> _WORK INSTRUCTIONS_:
From the entries below, tally how many lines contain "Producten" and report only that figure.

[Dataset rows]
***
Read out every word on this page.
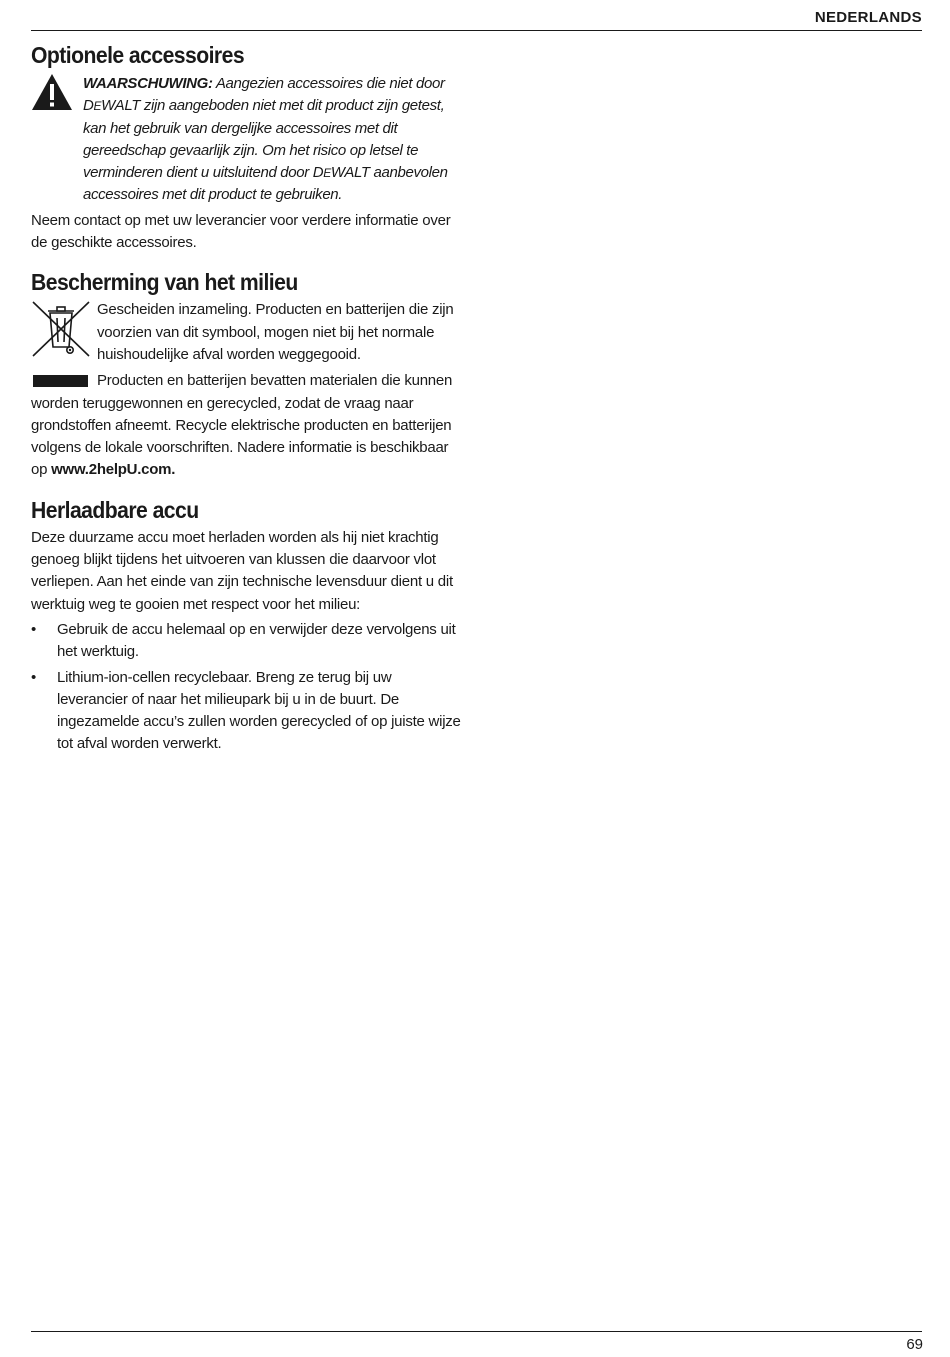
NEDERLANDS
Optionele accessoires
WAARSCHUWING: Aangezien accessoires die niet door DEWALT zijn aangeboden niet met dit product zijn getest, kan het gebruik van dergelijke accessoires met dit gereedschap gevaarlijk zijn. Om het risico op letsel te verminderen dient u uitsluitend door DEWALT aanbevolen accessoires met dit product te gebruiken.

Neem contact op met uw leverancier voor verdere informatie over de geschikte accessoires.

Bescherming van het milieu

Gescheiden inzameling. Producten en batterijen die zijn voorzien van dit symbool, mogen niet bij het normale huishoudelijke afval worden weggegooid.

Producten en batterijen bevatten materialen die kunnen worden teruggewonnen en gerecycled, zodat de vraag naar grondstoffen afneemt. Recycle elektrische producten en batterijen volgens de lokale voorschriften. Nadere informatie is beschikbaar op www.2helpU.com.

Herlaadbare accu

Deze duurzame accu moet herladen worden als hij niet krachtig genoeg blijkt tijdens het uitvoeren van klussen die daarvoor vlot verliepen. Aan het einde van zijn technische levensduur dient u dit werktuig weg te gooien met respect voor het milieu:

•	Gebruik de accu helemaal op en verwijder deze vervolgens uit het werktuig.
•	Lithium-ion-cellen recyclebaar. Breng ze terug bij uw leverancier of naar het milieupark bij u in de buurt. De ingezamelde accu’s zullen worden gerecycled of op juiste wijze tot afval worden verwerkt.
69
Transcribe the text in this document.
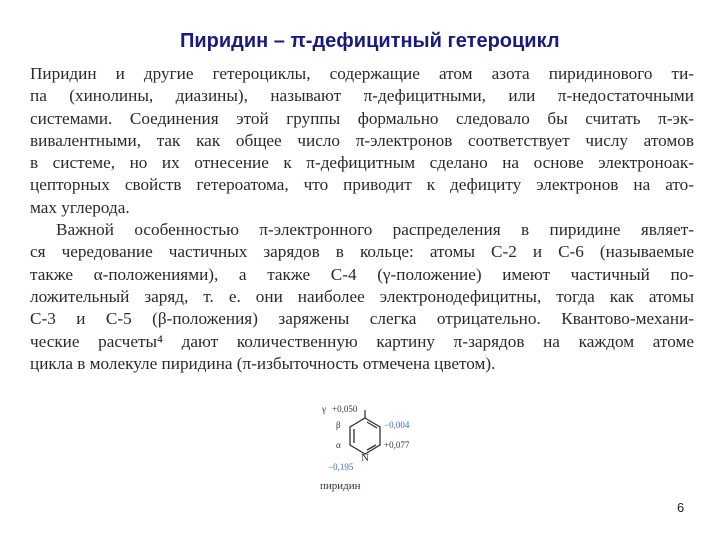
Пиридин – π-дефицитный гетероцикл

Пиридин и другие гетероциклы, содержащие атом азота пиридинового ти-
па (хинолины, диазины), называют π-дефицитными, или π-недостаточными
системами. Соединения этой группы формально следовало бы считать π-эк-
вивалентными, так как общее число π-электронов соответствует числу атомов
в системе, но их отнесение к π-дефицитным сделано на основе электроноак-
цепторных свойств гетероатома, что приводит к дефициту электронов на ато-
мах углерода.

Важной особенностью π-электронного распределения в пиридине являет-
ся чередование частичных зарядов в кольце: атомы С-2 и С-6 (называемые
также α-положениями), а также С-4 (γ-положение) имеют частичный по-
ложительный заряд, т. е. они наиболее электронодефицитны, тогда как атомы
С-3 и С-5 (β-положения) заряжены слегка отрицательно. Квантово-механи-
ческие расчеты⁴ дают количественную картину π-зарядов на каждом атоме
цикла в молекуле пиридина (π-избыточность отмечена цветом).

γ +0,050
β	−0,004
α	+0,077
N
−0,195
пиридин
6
***
> _RESPONSE TO THE EXERCISE_:
2